■ **Stored records**
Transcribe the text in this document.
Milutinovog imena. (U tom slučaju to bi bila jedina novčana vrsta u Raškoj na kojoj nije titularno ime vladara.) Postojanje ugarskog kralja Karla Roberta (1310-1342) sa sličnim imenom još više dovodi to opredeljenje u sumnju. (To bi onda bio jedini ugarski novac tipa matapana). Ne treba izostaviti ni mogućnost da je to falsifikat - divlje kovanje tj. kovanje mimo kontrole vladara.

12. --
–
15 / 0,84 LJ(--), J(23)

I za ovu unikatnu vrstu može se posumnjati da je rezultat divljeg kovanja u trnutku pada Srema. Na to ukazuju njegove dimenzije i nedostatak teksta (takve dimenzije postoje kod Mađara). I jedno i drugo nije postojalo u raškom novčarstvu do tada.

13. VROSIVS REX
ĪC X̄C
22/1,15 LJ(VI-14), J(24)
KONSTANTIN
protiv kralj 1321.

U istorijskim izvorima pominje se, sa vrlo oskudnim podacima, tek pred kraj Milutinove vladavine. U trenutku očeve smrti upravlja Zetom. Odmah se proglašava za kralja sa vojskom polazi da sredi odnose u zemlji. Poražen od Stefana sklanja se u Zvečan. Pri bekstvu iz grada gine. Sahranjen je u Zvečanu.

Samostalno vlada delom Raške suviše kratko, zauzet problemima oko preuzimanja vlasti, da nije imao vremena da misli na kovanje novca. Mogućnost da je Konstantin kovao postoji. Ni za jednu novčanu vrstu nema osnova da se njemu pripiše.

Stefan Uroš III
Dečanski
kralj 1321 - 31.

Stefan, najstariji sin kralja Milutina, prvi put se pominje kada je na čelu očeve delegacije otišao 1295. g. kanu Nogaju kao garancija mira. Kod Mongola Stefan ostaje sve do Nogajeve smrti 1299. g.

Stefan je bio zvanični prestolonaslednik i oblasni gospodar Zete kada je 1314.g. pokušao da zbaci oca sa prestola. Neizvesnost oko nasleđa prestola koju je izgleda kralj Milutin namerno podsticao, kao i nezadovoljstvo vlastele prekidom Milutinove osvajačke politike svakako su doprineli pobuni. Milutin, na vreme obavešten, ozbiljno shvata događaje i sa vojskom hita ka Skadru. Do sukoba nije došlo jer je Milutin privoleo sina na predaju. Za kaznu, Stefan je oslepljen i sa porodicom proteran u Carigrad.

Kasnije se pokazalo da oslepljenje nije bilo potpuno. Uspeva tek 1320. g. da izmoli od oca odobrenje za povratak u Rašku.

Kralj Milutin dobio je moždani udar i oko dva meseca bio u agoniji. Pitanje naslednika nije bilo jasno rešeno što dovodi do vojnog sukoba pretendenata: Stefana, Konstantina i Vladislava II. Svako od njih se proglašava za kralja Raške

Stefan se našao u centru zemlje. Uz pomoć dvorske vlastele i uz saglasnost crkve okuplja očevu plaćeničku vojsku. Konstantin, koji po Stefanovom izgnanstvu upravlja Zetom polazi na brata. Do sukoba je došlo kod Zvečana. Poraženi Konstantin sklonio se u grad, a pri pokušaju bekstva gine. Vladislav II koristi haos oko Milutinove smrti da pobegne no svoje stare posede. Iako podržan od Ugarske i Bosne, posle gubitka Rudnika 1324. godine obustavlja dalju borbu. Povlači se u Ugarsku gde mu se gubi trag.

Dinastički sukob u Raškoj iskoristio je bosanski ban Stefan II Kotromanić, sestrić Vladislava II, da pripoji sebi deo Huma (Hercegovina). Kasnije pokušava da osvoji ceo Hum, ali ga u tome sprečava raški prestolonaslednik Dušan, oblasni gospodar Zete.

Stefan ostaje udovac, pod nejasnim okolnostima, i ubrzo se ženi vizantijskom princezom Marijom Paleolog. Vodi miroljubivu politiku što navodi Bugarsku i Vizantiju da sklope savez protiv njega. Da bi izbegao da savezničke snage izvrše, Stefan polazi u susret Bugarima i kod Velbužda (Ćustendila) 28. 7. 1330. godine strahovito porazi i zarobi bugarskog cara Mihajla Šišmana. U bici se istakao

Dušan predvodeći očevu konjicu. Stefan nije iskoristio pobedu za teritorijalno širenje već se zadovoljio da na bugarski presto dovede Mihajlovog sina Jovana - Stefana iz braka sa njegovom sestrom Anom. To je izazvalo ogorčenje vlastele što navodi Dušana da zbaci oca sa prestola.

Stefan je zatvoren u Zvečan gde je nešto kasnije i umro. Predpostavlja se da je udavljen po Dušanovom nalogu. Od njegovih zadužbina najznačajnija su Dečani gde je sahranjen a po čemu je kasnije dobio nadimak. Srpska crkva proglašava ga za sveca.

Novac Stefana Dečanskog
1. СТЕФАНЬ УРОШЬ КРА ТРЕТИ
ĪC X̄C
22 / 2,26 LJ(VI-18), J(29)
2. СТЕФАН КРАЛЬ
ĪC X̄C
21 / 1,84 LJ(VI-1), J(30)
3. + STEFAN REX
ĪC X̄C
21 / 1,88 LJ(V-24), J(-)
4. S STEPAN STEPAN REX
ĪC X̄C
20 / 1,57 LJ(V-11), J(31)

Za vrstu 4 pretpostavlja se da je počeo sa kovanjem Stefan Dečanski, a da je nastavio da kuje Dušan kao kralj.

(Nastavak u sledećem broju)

■ **Your objective**
The records above must be repeated exactly, every one of them.

■ **Exercise answer**
Transcribe the text in this document.
Milutinovog imena. (U tom slučaju to bi bila jedina novčana vrsta u Raškoj na kojoj nije titularno ime vladara.) Postojanje ugarskog kralja Karla Roberta (1310-1342) sa sličnim imenom još više dovodi to opredeljenje u sumnju. (To bi onda bio jedini ugarski novac tipa matapana). Ne treba izostaviti ni mogućnost da je to falsifikat - divlje kovanje tj. kovanje mimo kontrole vladara.

12. --
–
15 / 0,84 LJ(--), J(23)

I za ovu unikatnu vrstu može se posumnjati da je rezultat divljeg kovanja u trnutku pada Srema. Na to ukazuju njegove dimenzije i nedostatak teksta (takve dimenzije postoje kod Mađara). I jedno i drugo nije postojalo u raškom novčarstvu do tada.

13. VROSIVS REX
ĪC X̄C
22/1,15 LJ(VI-14), J(24)
KONSTANTIN
protiv kralj 1321.

U istorijskim izvorima pominje se, sa vrlo oskudnim podacima, tek pred kraj Milutinove vladavine. U trenutku očeve smrti upravlja Zetom. Odmah se proglašava za kralja sa vojskom polazi da sredi odnose u zemlji. Poražen od Stefana sklanja se u Zvečan. Pri bekstvu iz grada gine. Sahranjen je u Zvečanu.

Samostalno vlada delom Raške suviše kratko, zauzet problemima oko preuzimanja vlasti, da nije imao vremena da misli na kovanje novca. Mogućnost da je Konstantin kovao postoji. Ni za jednu novčanu vrstu nema osnova da se njemu pripiše.

Stefan Uroš III
Dečanski
kralj 1321 - 31.

Stefan, najstariji sin kralja Milutina, prvi put se pominje kada je na čelu očeve delegacije otišao 1295. g. kanu Nogaju kao garancija mira. Kod Mongola Stefan ostaje sve do Nogajeve smrti 1299. g.

Stefan je bio zvanični prestolonaslednik i oblasni gospodar Zete kada je 1314.g. pokušao da zbaci oca sa prestola. Neizvesnost oko nasleđa prestola koju je izgleda kralj Milutin namerno podsticao, kao i nezadovoljstvo vlastele prekidom Milutinove osvajačke politike svakako su doprineli pobuni. Milutin, na vreme obavešten, ozbiljno shvata događaje i sa vojskom hita ka Skadru. Do sukoba nije došlo jer je Milutin privoleo sina na predaju. Za kaznu, Stefan je oslepljen i sa porodicom proteran u Carigrad.

Kasnije se pokazalo da oslepljenje nije bilo potpuno. Uspeva tek 1320. g. da izmoli od oca odobrenje za povratak u Rašku.

Kralj Milutin dobio je moždani udar i oko dva meseca bio u agoniji. Pitanje naslednika nije bilo jasno rešeno što dovodi do vojnog sukoba pretendenata: Stefana, Konstantina i Vladislava II. Svako od njih se proglašava za kralja Raške

Stefan se našao u centru zemlje. Uz pomoć dvorske vlastele i uz saglasnost crkve okuplja očevu plaćeničku vojsku. Konstantin, koji po Stefanovom izgnanstvu upravlja Zetom polazi na brata. Do sukoba je došlo kod Zvečana. Poraženi Konstantin sklonio se u grad, a pri pokušaju bekstva gine. Vladislav II koristi haos oko Milutinove smrti da pobegne no svoje stare posede. Iako podržan od Ugarske i Bosne, posle gubitka Rudnika 1324. godine obustavlja dalju borbu. Povlači se u Ugarsku gde mu se gubi trag.

Dinastički sukob u Raškoj iskoristio je bosanski ban Stefan II Kotromanić, sestrić Vladislava II, da pripoji sebi deo Huma (Hercegovina). Kasnije pokušava da osvoji ceo Hum, ali ga u tome sprečava raški prestolonaslednik Dušan, oblasni gospodar Zete.

Stefan ostaje udovac, pod nejasnim okolnostima, i ubrzo se ženi vizantijskom princezom Marijom Paleolog. Vodi miroljubivu politiku što navodi Bugarsku i Vizantiju da sklope savez protiv njega. Da bi izbegao da savezničke snage izvrše, Stefan polazi u susret Bugarima i kod Velbužda (Ćustendila) 28. 7. 1330. godine strahovito porazi i zarobi bugarskog cara Mihajla Šišmana. U bici se istakao

Dušan predvodeći očevu konjicu. Stefan nije iskoristio pobedu za teritorijalno širenje već se zadovoljio da na bugarski presto dovede Mihajlovog sina Jovana - Stefana iz braka sa njegovom sestrom Anom. To je izazvalo ogorčenje vlastele što navodi Dušana da zbaci oca sa prestola.

Stefan je zatvoren u Zvečan gde je nešto kasnije i umro. Predpostavlja se da je udavljen po Dušanovom nalogu. Od njegovih zadužbina najznačajnija su Dečani gde je sahranjen a po čemu je kasnije dobio nadimak. Srpska crkva proglašava ga za sveca.

Novac Stefana Dečanskog
1. СТЕФАНЬ УРОШЬ КРА ТРЕТИ
ĪC X̄C
22 / 2,26 LJ(VI-18), J(29)
2. СТЕФАН КРАЛЬ
ĪC X̄C
21 / 1,84 LJ(VI-1), J(30)
3. + STEFAN REX
ĪC X̄C
21 / 1,88 LJ(V-24), J(-)
4. S STEPAN STEPAN REX
ĪC X̄C
20 / 1,57 LJ(V-11), J(31)

Za vrstu 4 pretpostavlja se da je počeo sa kovanjem Stefan Dečanski, a da je nastavio da kuje Dušan kao kralj.

(Nastavak u sledećem broju)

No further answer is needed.